> EXTRACT TO READ
My immediate memory of May 4th, 1970 was the warm sunny spring day that began with the promise of a pleasant afternoon and evening away from Lockbourne Air Force Base in the vicinity of the Ohio State University campus area, a place I lived without having to play air force.

Truly, I was the All-American alien boy. Two years in Southeast Asia—one in Vietnam, one in Thailand—had returned me to a place populated with strange people with stranger customs and on odd culture: home?

The Air Force place was not so exotic. Unfortunately it was familiar with drab structures and boring landscapes populated by either disinterested folks like myself or creatures called "lifers," some of whom physically resembled pigs but rarely exhibiting as much intelligence. I wiled away my duty hours and the four months I had left in the service by pissing off the lifer/pig creatures as much as possible.

Since the distribution of anti-war literature was my sole purpose, outside of an occasional meal, paycheck and laundry, in playing at Lockbourne AFB, the course of political events that spring captured by imagination and energy.

> COLLECTED MATERIAL
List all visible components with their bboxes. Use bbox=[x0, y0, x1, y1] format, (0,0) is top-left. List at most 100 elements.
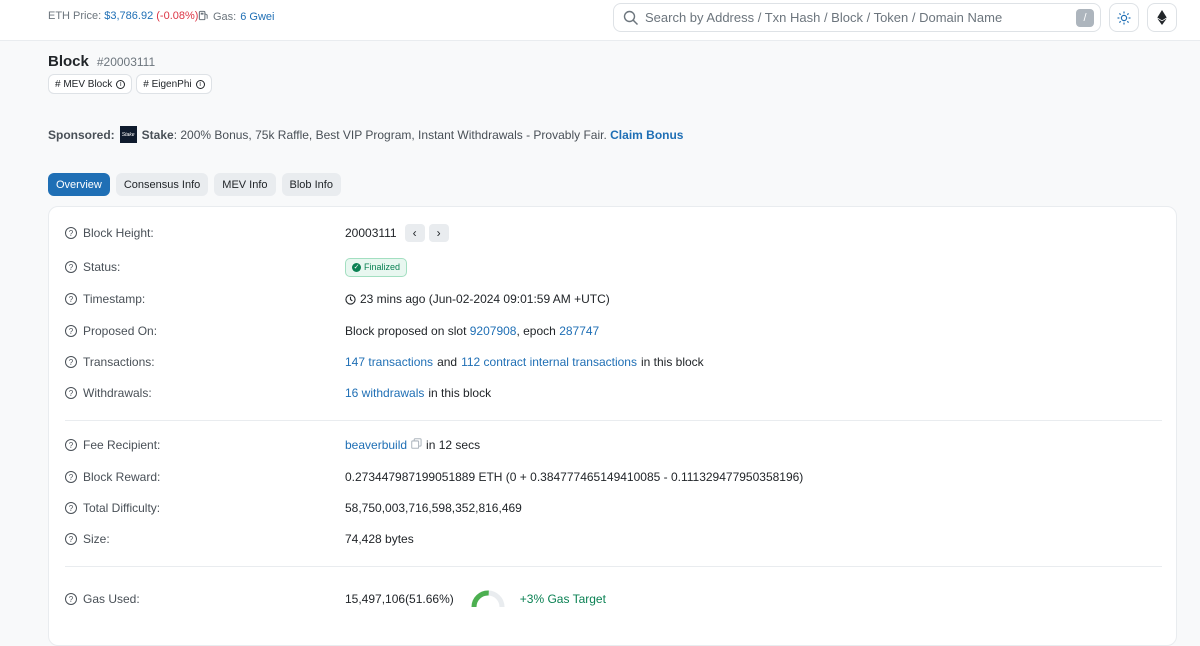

> WRITTEN PROBLEM 1
In the May 4th, 1970 recollection above, do these statements agree with the text? (a) The writer spent one of two years in Southeast Asia in Thailand. (b) The writer had a year left in the service. (c) The writer calls the Air Force place exotic. Answer each with yes or no and quote the deciding words.
> WRITTEN PROBLEM 2
Besides an occasional meal, paycheck and laundry, what does the May 4th, 1970 recollection give as the writer's sole purpose at Lockbourne AFB?

> FULL OUTPUT 1
(a) Yes: "Two years in Southeast Asia—one in Vietnam, one in Thailand"
(b) No: "the four months I had left in the service"
(c) No: "The Air Force place was not so exotic."

> FULL OUTPUT 2
The distribution of anti-war literature.